> [Data excerpts]:
"""

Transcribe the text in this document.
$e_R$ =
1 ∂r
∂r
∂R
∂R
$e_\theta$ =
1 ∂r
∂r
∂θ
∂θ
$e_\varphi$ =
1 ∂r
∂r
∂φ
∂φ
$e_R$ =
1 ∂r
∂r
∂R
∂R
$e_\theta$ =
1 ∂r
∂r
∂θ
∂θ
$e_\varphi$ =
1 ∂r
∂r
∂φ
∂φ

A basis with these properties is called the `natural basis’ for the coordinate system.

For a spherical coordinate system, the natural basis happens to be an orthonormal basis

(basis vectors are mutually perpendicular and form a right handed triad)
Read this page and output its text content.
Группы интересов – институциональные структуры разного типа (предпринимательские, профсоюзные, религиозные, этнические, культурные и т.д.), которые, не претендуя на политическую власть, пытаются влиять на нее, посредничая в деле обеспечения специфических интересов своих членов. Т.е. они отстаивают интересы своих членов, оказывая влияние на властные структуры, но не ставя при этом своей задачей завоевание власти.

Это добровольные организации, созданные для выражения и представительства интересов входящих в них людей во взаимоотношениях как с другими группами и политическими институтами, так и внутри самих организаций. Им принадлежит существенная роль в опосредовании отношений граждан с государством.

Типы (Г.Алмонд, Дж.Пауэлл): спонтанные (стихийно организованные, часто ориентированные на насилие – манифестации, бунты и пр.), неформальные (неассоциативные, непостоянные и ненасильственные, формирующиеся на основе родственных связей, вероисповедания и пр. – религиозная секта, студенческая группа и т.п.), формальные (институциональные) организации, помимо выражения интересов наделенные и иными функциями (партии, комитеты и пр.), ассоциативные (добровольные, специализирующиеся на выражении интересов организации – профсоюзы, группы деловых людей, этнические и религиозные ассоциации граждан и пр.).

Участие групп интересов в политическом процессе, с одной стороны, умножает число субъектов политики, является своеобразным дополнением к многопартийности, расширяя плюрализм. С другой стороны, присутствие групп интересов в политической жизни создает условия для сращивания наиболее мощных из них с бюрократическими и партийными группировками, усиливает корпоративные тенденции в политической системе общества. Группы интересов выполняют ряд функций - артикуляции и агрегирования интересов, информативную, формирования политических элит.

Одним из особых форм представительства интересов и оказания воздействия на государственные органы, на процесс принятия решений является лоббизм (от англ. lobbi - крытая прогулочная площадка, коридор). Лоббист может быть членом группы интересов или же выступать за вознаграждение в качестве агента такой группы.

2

"""

> [Given exercise]:
Reproduce every line of the material above exactly.

> [Solved problem]:
Transcribe the text in this document.
$e_R$ =
1 ∂r
∂r
∂R
∂R
$e_\theta$ =
1 ∂r
∂r
∂θ
∂θ
$e_\varphi$ =
1 ∂r
∂r
∂φ
∂φ
$e_R$ =
1 ∂r
∂r
∂R
∂R
$e_\theta$ =
1 ∂r
∂r
∂θ
∂θ
$e_\varphi$ =
1 ∂r
∂r
∂φ
∂φ

A basis with these properties is called the `natural basis’ for the coordinate system.

For a spherical coordinate system, the natural basis happens to be an orthonormal basis

(basis vectors are mutually perpendicular and form a right handed triad)
Read this page and output its text content.
Группы интересов – институциональные структуры разного типа (предпринимательские, профсоюзные, религиозные, этнические, культурные и т.д.), которые, не претендуя на политическую власть, пытаются влиять на нее, посредничая в деле обеспечения специфических интересов своих членов. Т.е. они отстаивают интересы своих членов, оказывая влияние на властные структуры, но не ставя при этом своей задачей завоевание власти.

Это добровольные организации, созданные для выражения и представительства интересов входящих в них людей во взаимоотношениях как с другими группами и политическими институтами, так и внутри самих организаций. Им принадлежит существенная роль в опосредовании отношений граждан с государством.

Типы (Г.Алмонд, Дж.Пауэлл): спонтанные (стихийно организованные, часто ориентированные на насилие – манифестации, бунты и пр.), неформальные (неассоциативные, непостоянные и ненасильственные, формирующиеся на основе родственных связей, вероисповедания и пр. – религиозная секта, студенческая группа и т.п.), формальные (институциональные) организации, помимо выражения интересов наделенные и иными функциями (партии, комитеты и пр.), ассоциативные (добровольные, специализирующиеся на выражении интересов организации – профсоюзы, группы деловых людей, этнические и религиозные ассоциации граждан и пр.).

Участие групп интересов в политическом процессе, с одной стороны, умножает число субъектов политики, является своеобразным дополнением к многопартийности, расширяя плюрализм. С другой стороны, присутствие групп интересов в политической жизни создает условия для сращивания наиболее мощных из них с бюрократическими и партийными группировками, усиливает корпоративные тенденции в политической системе общества. Группы интересов выполняют ряд функций - артикуляции и агрегирования интересов, информативную, формирования политических элит.

Одним из особых форм представительства интересов и оказания воздействия на государственные органы, на процесс принятия решений является лоббизм (от англ. lobbi - крытая прогулочная площадка, коридор). Лоббист может быть членом группы интересов или же выступать за вознаграждение в качестве агента такой группы.

2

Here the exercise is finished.